Exercise aim » Locate each line below that includes "JSON" and reproduce it.

— Begin —

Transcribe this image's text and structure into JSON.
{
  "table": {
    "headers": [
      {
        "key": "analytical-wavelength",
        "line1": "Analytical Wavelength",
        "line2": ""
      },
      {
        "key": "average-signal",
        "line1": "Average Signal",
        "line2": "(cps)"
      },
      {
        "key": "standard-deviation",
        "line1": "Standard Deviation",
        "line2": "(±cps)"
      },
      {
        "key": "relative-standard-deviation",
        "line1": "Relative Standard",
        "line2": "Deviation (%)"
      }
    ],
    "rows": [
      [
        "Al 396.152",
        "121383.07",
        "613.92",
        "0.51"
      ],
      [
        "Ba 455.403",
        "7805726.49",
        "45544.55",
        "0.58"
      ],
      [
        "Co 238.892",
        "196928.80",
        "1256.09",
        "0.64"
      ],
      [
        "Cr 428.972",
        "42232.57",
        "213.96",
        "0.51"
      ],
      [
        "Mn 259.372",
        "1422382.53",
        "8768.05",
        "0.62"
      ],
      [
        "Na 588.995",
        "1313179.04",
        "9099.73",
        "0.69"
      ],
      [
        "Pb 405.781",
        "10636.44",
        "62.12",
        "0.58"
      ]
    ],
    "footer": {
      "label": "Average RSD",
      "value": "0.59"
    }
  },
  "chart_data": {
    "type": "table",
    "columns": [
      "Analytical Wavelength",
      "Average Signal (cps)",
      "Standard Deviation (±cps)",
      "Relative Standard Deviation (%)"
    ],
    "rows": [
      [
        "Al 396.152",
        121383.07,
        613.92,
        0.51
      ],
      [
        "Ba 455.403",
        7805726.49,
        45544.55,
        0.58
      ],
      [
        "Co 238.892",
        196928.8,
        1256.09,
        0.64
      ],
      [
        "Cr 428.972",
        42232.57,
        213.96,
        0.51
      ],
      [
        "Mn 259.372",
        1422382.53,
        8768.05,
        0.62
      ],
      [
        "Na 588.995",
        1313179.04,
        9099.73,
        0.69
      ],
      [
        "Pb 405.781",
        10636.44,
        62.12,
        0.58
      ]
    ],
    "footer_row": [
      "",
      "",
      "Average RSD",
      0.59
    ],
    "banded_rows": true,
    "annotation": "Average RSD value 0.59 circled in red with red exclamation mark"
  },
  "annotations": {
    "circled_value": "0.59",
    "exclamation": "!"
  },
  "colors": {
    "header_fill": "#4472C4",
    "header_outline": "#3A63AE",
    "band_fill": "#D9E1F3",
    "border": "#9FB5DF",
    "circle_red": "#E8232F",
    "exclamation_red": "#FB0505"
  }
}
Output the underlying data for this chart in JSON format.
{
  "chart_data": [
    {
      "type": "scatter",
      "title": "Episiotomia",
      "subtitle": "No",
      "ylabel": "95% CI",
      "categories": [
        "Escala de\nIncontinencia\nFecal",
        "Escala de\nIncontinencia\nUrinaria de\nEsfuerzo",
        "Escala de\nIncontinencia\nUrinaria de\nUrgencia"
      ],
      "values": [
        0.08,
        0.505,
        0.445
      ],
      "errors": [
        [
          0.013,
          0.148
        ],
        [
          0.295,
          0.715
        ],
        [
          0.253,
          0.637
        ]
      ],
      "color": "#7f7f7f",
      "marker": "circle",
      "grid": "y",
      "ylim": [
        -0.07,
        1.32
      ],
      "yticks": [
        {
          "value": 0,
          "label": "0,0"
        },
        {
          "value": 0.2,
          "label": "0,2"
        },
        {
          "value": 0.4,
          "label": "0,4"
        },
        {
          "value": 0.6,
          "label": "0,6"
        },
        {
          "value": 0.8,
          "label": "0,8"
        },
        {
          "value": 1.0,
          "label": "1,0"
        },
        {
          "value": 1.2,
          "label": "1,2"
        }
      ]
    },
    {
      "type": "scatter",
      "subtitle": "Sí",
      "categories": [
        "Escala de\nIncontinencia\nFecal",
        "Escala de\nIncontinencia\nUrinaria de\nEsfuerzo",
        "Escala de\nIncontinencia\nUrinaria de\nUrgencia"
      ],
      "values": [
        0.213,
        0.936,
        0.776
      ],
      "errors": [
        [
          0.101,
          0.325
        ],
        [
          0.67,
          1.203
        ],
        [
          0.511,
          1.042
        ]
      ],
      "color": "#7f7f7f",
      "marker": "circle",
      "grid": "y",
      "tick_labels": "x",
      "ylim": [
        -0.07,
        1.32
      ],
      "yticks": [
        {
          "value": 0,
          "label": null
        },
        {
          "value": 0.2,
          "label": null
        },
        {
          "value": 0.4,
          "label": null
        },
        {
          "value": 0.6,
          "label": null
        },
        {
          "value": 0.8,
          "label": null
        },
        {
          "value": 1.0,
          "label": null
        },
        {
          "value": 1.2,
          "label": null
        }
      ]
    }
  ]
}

— End —

Expected answer »
Transcribe this image's text and structure into JSON.
Output the underlying data for this chart in JSON format.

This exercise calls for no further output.